*Short problem*:
Each record is to be printed again precisely as it reads.
------
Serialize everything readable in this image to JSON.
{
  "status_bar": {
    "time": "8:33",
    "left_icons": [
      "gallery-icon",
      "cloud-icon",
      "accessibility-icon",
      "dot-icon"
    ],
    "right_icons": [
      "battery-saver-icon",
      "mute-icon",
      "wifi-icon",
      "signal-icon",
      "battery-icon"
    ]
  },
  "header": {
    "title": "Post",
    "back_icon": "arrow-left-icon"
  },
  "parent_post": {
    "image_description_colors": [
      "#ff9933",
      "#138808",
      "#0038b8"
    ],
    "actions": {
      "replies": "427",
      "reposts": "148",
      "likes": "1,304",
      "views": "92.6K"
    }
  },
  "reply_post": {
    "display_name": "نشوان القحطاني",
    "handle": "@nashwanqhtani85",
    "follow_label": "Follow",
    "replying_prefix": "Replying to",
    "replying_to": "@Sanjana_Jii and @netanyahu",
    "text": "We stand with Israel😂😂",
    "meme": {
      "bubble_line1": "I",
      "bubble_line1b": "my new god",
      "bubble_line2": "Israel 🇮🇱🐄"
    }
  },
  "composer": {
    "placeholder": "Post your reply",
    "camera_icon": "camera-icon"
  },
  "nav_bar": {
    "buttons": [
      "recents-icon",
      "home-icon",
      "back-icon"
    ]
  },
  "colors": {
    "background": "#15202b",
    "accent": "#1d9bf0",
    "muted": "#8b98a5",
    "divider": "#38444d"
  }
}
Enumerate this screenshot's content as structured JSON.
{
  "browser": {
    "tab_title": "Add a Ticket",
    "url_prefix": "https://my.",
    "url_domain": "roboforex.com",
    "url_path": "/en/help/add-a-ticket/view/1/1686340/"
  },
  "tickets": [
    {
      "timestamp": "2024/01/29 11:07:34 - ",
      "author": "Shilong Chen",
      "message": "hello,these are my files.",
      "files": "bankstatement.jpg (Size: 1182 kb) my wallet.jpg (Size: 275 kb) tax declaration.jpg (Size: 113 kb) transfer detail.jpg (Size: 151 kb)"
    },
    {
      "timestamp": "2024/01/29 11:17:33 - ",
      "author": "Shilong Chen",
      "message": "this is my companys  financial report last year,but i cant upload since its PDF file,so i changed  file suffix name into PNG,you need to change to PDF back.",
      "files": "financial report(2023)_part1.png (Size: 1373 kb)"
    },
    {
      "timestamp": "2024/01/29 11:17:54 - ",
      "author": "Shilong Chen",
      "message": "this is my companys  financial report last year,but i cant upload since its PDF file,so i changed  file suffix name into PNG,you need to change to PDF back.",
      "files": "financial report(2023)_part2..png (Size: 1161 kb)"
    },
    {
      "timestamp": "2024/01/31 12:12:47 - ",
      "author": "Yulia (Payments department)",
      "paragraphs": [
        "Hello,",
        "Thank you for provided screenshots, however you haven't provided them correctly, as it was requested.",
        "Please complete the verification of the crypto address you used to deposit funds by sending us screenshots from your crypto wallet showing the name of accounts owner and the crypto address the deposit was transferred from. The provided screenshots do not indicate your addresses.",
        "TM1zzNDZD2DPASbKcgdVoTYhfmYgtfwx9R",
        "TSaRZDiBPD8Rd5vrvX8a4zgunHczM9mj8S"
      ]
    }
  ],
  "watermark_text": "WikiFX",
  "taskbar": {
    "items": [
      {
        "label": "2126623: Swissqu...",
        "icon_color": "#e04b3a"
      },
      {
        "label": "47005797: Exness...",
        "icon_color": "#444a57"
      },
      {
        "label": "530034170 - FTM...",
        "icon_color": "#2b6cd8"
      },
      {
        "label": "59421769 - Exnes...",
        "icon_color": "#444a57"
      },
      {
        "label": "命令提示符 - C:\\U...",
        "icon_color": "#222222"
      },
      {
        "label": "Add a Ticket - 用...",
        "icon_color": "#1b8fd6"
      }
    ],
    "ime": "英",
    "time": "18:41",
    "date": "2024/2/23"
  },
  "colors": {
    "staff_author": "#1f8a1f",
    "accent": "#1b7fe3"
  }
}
------
*Correct output*:
Serialize everything readable in this image to JSON.
{
  "status_bar": {
    "time": "8:33",
    "left_icons": [
      "gallery-icon",
      "cloud-icon",
      "accessibility-icon",
      "dot-icon"
    ],
    "right_icons": [
      "battery-saver-icon",
      "mute-icon",
      "wifi-icon",
      "signal-icon",
      "battery-icon"
    ]
  },
  "header": {
    "title": "Post",
    "back_icon": "arrow-left-icon"
  },
  "parent_post": {
    "image_description_colors": [
      "#ff9933",
      "#138808",
      "#0038b8"
    ],
    "actions": {
      "replies": "427",
      "reposts": "148",
      "likes": "1,304",
      "views": "92.6K"
    }
  },
  "reply_post": {
    "display_name": "نشوان القحطاني",
    "handle": "@nashwanqhtani85",
    "follow_label": "Follow",
    "replying_prefix": "Replying to",
    "replying_to": "@Sanjana_Jii and @netanyahu",
    "text": "We stand with Israel😂😂",
    "meme": {
      "bubble_line1": "I",
      "bubble_line1b": "my new god",
      "bubble_line2": "Israel 🇮🇱🐄"
    }
  },
  "composer": {
    "placeholder": "Post your reply",
    "camera_icon": "camera-icon"
  },
  "nav_bar": {
    "buttons": [
      "recents-icon",
      "home-icon",
      "back-icon"
    ]
  },
  "colors": {
    "background": "#15202b",
    "accent": "#1d9bf0",
    "muted": "#8b98a5",
    "divider": "#38444d"
  }
}
Enumerate this screenshot's content as structured JSON.
{
  "browser": {
    "tab_title": "Add a Ticket",
    "url_prefix": "https://my.",
    "url_domain": "roboforex.com",
    "url_path": "/en/help/add-a-ticket/view/1/1686340/"
  },
  "tickets": [
    {
      "timestamp": "2024/01/29 11:07:34 - ",
      "author": "Shilong Chen",
      "message": "hello,these are my files.",
      "files": "bankstatement.jpg (Size: 1182 kb) my wallet.jpg (Size: 275 kb) tax declaration.jpg (Size: 113 kb) transfer detail.jpg (Size: 151 kb)"
    },
    {
      "timestamp": "2024/01/29 11:17:33 - ",
      "author": "Shilong Chen",
      "message": "this is my companys  financial report last year,but i cant upload since its PDF file,so i changed  file suffix name into PNG,you need to change to PDF back.",
      "files": "financial report(2023)_part1.png (Size: 1373 kb)"
    },
    {
      "timestamp": "2024/01/29 11:17:54 - ",
      "author": "Shilong Chen",
      "message": "this is my companys  financial report last year,but i cant upload since its PDF file,so i changed  file suffix name into PNG,you need to change to PDF back.",
      "files": "financial report(2023)_part2..png (Size: 1161 kb)"
    },
    {
      "timestamp": "2024/01/31 12:12:47 - ",
      "author": "Yulia (Payments department)",
      "paragraphs": [
        "Hello,",
        "Thank you for provided screenshots, however you haven't provided them correctly, as it was requested.",
        "Please complete the verification of the crypto address you used to deposit funds by sending us screenshots from your crypto wallet showing the name of accounts owner and the crypto address the deposit was transferred from. The provided screenshots do not indicate your addresses.",
        "TM1zzNDZD2DPASbKcgdVoTYhfmYgtfwx9R",
        "TSaRZDiBPD8Rd5vrvX8a4zgunHczM9mj8S"
      ]
    }
  ],
  "watermark_text": "WikiFX",
  "taskbar": {
    "items": [
      {
        "label": "2126623: Swissqu...",
        "icon_color": "#e04b3a"
      },
      {
        "label": "47005797: Exness...",
        "icon_color": "#444a57"
      },
      {
        "label": "530034170 - FTM...",
        "icon_color": "#2b6cd8"
      },
      {
        "label": "59421769 - Exnes...",
        "icon_color": "#444a57"
      },
      {
        "label": "命令提示符 - C:\\U...",
        "icon_color": "#222222"
      },
      {
        "label": "Add a Ticket - 用...",
        "icon_color": "#1b8fd6"
      }
    ],
    "ime": "英",
    "time": "18:41",
    "date": "2024/2/23"
  },
  "colors": {
    "staff_author": "#1f8a1f",
    "accent": "#1b7fe3"
  }
}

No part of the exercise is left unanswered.